* Data entries
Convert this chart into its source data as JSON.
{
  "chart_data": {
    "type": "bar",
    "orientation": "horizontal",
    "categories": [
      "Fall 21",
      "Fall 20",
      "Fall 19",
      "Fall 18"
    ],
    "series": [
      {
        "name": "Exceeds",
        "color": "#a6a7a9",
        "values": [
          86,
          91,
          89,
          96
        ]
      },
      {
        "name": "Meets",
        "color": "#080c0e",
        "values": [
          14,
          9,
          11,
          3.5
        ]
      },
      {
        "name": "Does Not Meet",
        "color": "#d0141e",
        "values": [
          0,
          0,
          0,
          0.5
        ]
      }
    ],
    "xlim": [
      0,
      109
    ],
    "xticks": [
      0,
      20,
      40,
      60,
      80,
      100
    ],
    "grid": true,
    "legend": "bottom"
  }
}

* Set task
Recite the full listing above exactly.

* Answer for this exercise
Convert this chart into its source data as JSON.
{
  "chart_data": {
    "type": "bar",
    "orientation": "horizontal",
    "categories": [
      "Fall 21",
      "Fall 20",
      "Fall 19",
      "Fall 18"
    ],
    "series": [
      {
        "name": "Exceeds",
        "color": "#a6a7a9",
        "values": [
          86,
          91,
          89,
          96
        ]
      },
      {
        "name": "Meets",
        "color": "#080c0e",
        "values": [
          14,
          9,
          11,
          3.5
        ]
      },
      {
        "name": "Does Not Meet",
        "color": "#d0141e",
        "values": [
          0,
          0,
          0,
          0.5
        ]
      }
    ],
    "xlim": [
      0,
      109
    ],
    "xticks": [
      0,
      20,
      40,
      60,
      80,
      100
    ],
    "grid": true,
    "legend": "bottom"
  }
}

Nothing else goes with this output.